• _TASK LIST_:
a) Copy the passage of the escalation clause article from "Here’s what to" to "of details involved.", word for word.
b) Resume the article on escalation clauses in real estate, picking up right after its final sentence.

What is an escalation clause in real estate, and how does an escalation clause work? When you’re deciding on what price to offer on a home, the situation might call for a single price or, in some cases, numerous prices via an escalation clause.
In a fast-paced, highly competitive seller’s market, having an escalation clause as part of your offer on a house can benefit the homebuyer and seller alike. But it does come with some downsides, so it’s important to know the pros and cons before you include one in an offer (or accept one as a seller).
Here’s what to know about what an escalation clause is, and when it’s a smart tactic for your real estate deal.
What is an escalation clause in real estate?
An escalation clause is a real estate contract, sometimes called an escalator, that lets a home buyer say: “I will pay X price for this home, but if the seller receives another offer that’s higher than mine, I’m willing to increase my offer to Y price.”
In theory, an escalation clause is fairly simple. In practice, there are a lot of details involved.
While escalation clauses vary significantly, the general escalation addendum has a few basic components:
- The buyer’s original offer price
- The maximum a buyer is willing to pay for the house in the event that the seller receives multiple offers on a house
- The amount a buyer’s offer will be escalated over competing offers
What is a typical escalation clause?
Here is an example of an escalation clause:
Buyer Brown offers $300,000 for a home or piece of real estate. Her real estate agent adds an escalation clause that, in the case of a higher competing offer, will increase Brown’s offer in increments of $2,000 above the competing offer.
Her escalation clause goes up to a maximum of $310,000. If no other offers are submitted, Brown’s offer remains at $300,000.
If Buyer Green offers the seller $303,000, then Brown’s offer would automatically escalate to $2,000 above that, bringing Brown’s offer to $305,000. If Buyer Orange offers $311,000 for the home, then Brown’s maximum of $310,000 will be exceeded, and Orange will have the top offer.
When homebuyers should use an escalation clause
Buyers might want to include an escalation clause in their offer when they are fairly confident that there will be multiple offers, which could fuel a bidding war that will drive up the price of the house. An escalation clause helps a buyer in a few different ways:
- If the seller receives multiple offers, an escalation clause can help a buyer hold on to a home they really want.
- An escalation clause shows a seller that a buyer is serious about the house, which could help make the buyer’s offer stand out.

• _RAW DATA_:
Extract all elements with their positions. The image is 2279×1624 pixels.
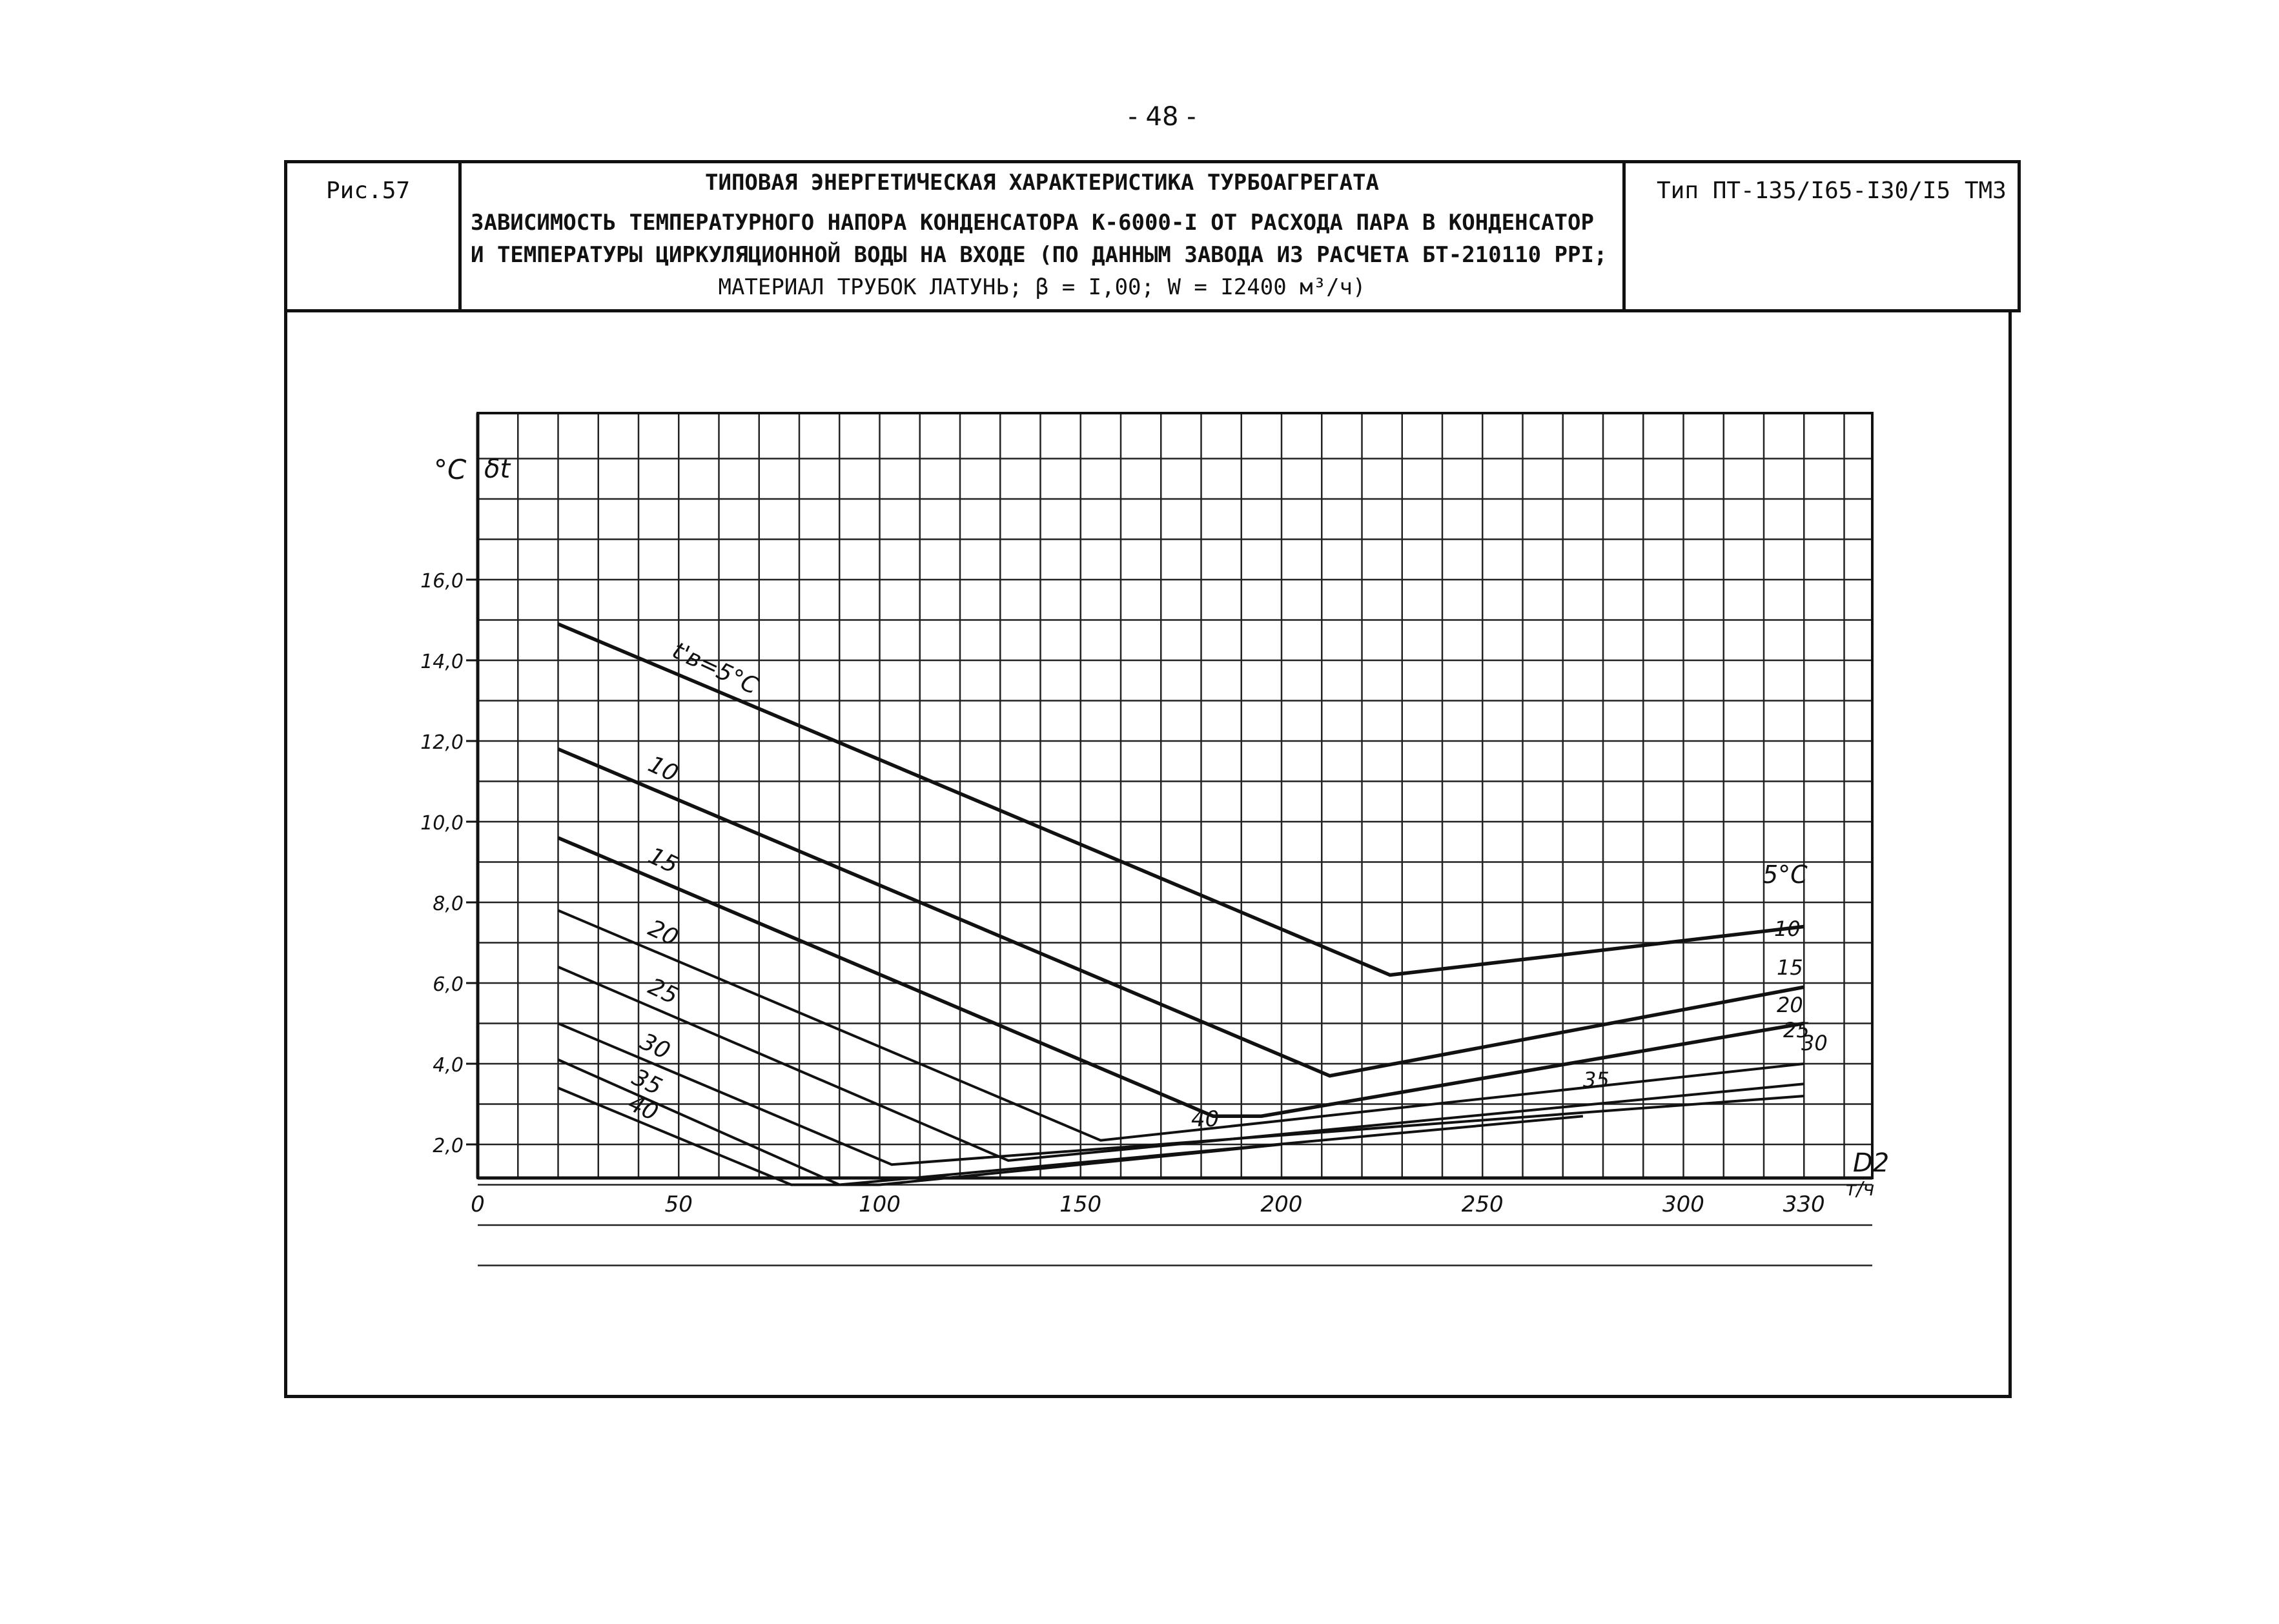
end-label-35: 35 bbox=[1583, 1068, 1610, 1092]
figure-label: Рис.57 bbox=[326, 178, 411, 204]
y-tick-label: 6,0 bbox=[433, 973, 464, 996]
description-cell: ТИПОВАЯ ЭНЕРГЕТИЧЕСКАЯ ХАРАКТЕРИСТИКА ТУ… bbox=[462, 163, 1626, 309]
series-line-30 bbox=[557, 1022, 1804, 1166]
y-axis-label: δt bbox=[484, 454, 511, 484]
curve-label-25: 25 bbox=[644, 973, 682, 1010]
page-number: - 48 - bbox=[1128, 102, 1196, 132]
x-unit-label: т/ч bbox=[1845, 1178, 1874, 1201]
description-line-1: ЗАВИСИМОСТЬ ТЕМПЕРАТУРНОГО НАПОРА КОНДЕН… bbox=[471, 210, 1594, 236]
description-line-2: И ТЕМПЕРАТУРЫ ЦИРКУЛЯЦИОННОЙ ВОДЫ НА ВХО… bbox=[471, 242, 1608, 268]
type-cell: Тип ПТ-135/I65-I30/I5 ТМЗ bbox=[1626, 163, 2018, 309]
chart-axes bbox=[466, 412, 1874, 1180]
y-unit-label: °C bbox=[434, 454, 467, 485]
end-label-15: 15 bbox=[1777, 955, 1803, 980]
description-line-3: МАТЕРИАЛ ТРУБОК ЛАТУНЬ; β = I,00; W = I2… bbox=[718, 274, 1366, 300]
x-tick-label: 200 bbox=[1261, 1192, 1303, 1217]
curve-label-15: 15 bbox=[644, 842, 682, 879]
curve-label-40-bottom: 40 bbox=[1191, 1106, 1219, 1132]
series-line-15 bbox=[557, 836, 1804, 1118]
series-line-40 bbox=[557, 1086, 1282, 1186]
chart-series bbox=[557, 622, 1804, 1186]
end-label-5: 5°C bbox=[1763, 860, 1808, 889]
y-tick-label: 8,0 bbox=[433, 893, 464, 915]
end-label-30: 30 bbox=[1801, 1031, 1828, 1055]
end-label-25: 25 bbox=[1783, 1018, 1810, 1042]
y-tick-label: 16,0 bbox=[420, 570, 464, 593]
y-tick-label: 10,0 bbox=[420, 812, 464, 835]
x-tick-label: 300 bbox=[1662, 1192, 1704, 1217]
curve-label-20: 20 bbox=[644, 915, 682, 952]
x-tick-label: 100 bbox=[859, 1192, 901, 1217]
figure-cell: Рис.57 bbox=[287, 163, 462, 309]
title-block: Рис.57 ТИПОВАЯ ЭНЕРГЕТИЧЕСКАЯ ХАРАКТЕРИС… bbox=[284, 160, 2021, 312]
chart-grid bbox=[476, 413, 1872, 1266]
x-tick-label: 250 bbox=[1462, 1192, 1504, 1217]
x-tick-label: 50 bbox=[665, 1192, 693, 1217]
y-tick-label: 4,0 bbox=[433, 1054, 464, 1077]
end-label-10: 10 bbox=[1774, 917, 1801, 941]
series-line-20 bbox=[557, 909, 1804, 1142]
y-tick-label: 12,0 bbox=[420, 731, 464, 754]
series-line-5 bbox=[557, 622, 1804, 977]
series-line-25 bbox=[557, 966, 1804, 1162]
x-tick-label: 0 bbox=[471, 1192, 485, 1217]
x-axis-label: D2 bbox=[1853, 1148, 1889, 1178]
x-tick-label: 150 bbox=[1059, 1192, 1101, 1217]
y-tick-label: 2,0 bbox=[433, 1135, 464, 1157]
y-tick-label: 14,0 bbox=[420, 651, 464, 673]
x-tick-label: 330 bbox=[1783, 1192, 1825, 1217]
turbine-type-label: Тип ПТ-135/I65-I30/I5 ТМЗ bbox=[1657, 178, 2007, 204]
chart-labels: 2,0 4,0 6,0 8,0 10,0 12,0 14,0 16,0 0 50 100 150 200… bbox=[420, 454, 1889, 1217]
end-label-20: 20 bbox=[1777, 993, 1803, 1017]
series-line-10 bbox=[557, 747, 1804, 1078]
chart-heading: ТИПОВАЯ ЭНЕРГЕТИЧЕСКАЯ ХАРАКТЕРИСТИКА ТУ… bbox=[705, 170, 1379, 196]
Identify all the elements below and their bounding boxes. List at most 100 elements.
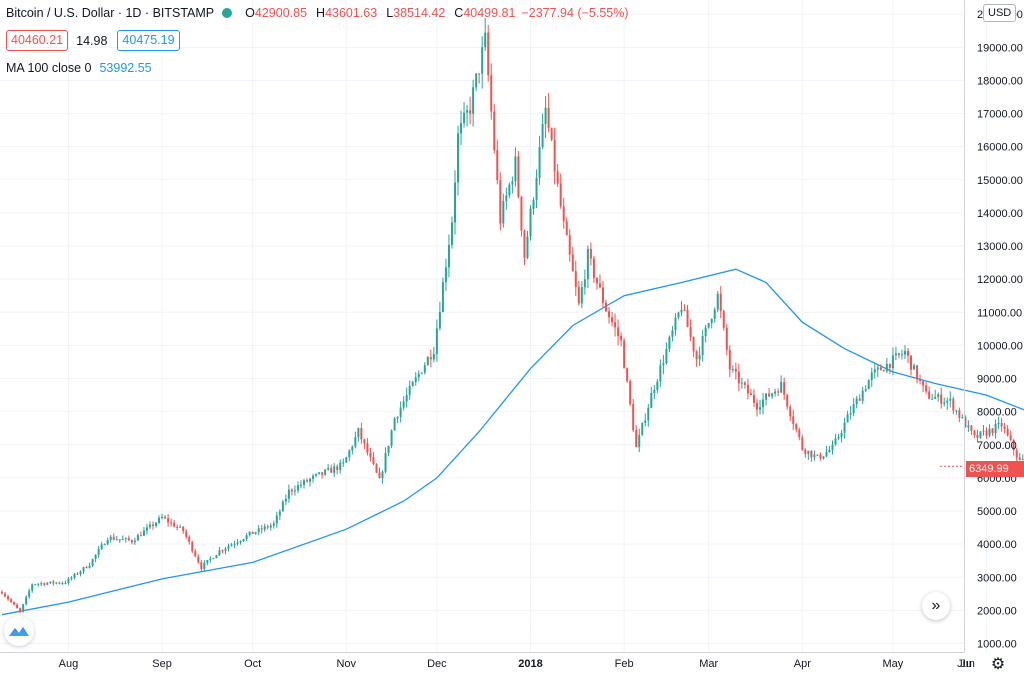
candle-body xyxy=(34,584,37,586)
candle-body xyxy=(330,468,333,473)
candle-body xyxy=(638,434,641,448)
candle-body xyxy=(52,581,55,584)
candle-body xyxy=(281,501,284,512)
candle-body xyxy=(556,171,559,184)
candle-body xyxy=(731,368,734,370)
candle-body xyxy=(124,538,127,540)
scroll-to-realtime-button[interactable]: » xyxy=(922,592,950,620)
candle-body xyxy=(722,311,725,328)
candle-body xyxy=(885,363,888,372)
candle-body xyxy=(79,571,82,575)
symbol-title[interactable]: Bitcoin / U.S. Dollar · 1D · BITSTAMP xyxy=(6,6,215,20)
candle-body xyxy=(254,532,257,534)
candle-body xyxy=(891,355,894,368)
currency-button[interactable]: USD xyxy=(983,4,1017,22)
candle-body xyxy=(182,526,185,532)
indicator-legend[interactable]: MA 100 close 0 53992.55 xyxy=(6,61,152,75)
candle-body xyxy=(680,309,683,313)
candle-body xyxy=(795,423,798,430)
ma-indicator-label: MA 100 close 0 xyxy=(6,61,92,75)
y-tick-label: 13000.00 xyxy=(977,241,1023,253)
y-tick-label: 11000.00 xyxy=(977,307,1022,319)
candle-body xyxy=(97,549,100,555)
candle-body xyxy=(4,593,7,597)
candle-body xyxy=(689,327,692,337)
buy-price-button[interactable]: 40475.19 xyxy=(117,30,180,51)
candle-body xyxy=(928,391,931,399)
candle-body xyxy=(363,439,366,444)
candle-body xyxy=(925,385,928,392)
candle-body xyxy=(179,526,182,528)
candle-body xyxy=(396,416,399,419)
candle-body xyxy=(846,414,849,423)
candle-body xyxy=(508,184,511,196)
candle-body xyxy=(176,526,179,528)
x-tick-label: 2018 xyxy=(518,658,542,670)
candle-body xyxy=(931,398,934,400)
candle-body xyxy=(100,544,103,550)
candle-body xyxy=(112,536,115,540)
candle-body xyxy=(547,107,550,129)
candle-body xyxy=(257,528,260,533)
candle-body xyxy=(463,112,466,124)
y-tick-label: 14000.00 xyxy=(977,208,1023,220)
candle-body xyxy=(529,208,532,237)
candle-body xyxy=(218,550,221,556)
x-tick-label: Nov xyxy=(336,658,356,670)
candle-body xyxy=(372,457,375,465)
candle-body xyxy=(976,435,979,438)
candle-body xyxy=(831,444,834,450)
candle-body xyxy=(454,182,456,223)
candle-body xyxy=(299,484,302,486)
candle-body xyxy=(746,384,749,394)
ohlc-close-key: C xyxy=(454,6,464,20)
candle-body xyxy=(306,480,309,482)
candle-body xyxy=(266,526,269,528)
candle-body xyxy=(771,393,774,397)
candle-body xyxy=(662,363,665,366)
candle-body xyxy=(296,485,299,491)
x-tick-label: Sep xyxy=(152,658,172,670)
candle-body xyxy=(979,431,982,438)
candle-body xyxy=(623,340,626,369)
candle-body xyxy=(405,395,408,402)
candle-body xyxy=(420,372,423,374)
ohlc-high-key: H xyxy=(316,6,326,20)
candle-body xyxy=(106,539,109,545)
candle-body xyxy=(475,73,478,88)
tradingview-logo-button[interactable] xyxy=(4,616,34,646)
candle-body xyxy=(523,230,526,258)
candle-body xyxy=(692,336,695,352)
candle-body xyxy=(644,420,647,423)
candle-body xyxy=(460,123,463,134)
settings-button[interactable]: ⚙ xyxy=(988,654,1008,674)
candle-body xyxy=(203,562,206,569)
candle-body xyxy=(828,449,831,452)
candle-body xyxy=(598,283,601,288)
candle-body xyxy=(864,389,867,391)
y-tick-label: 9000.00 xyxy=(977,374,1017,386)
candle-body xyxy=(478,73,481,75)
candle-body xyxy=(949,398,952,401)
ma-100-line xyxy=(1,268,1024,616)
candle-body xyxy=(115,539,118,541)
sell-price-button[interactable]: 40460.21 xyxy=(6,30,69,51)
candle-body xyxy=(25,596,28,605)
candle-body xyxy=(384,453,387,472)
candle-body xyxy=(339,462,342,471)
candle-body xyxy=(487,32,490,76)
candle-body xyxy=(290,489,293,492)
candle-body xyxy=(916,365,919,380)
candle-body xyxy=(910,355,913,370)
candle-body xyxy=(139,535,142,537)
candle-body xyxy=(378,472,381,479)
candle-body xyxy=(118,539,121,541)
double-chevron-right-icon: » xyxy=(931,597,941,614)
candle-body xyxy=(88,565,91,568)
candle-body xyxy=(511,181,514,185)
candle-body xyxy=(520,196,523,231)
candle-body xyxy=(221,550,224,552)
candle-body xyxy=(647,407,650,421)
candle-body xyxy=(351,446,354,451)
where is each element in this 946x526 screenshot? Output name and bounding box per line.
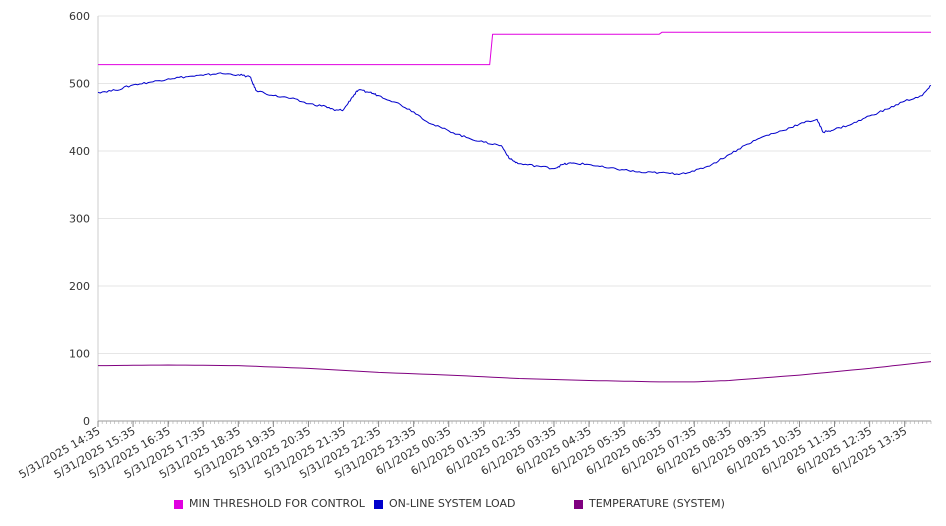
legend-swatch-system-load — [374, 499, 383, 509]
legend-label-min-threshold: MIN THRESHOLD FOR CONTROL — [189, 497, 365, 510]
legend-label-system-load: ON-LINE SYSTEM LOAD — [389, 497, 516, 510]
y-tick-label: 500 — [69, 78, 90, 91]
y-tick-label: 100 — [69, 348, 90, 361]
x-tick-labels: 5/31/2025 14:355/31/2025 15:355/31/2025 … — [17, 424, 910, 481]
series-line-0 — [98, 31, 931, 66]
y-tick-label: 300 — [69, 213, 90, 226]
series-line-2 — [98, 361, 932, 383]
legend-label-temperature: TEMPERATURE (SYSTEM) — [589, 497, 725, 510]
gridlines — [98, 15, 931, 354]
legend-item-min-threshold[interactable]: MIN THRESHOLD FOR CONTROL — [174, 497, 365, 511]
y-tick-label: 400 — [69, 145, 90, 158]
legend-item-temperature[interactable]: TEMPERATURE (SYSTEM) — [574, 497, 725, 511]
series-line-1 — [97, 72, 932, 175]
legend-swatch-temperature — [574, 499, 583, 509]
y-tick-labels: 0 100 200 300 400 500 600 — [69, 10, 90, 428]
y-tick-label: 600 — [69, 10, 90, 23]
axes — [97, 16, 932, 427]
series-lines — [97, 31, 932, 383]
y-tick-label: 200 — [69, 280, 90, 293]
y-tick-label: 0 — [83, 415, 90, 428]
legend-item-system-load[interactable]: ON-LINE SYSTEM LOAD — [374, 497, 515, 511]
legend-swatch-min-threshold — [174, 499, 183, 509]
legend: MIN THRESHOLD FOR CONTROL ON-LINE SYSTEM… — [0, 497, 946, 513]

• _OUTPUTS IN ORDER_:
a)
Here’s what to know about what an escalation clause is, and when it’s a smart tactic for your real estate deal.
What is an escalation clause in real estate?
An escalation clause is a real estate contract, sometimes called an escalator, that lets a home buyer say: “I will pay X price for this home, but if the seller receives another offer that’s higher than mine, I’m willing to increase my offer to Y price.”
In theory, an escalation clause is fairly simple. In practice, there are a lot of details involved.

b)
- If a bidding war ensues, an escalation clause can keep a buyer from getting swept up in the frenzy and offering more than they can afford.
- If a buyer’s offer is accepted and ends up being the only offer submitted, it technically remains at its original price—a seller cannot counteroffer asking for more money.
Yet despite the many benefits of an escalation clause to buyers, it can present some downsides, too. Namely, buyers who submit an offer with an escalation clause are laying all their cards on the table: The seller knows immediately how far the buyer will go to secure the home.
As such, a seller who is presented with an escalation clause could counteroffer rather than accept, and ask for a higher price. While there’s no guarantee that the buyer will agree to pay more, it is likely that they will because they’ve already made it clear that they can.
Is an escalation clause a bad idea for the seller?
Home sellers generally favor an escalation clause for the following reasons:
- They are able to see a larger dollar amount (potentially) coming down the road.
- When a buyer opts to include an escalation clause with their bid, the seller sees right away that the buyer means business and truly wants the property.
- An escalation clause streamlines the contract paperwork and the decision-making process.
But there are drawbacks, too—namely the ability to negotiate the price. Once a seller accepts an offer with an escalation clause, no bargaining or counteroffers beyond that can take place. So while a buyer might be able to pay an ever higher price than what they’ve put in their escalation clause, if no other bid beats theirs, they have to pay only what their clause states.
Some home sellers simply state that they will not accept an offer with an escalation clause, since they’d prefer to see just how high the bidding will go.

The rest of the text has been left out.